> Exercise requirements
Which lines below hold the word "Profit"? Copy all of them.

[Records from a collection of figures]
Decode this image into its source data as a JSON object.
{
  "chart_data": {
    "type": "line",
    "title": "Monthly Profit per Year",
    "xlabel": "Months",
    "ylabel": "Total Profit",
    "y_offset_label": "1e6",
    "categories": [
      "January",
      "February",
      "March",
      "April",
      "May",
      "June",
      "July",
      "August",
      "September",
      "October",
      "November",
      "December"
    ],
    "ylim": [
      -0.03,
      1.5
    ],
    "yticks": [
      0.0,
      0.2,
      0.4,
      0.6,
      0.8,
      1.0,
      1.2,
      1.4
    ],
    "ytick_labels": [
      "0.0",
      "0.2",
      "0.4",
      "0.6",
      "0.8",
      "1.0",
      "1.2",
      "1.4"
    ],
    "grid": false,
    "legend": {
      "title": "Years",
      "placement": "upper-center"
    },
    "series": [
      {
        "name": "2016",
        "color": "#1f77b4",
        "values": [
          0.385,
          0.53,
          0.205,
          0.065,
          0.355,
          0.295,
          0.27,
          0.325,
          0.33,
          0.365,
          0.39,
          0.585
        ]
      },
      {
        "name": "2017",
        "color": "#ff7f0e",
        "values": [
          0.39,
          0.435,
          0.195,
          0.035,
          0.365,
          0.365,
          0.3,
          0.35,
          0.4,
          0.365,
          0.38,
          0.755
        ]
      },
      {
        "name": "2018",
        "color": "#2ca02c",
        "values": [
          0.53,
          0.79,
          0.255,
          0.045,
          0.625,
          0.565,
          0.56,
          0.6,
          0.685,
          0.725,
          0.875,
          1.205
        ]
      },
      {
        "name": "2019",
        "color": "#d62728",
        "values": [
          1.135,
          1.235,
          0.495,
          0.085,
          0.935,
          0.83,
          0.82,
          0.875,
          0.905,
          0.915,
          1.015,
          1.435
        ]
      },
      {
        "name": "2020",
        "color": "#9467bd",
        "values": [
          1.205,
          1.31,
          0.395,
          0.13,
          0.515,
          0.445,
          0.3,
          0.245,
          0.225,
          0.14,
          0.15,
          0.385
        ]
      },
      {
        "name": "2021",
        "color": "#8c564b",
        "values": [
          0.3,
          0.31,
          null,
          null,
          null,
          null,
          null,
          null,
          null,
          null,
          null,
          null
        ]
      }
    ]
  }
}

> Response to the exercise
    "title": "Monthly Profit per Year",
    "ylabel": "Total Profit",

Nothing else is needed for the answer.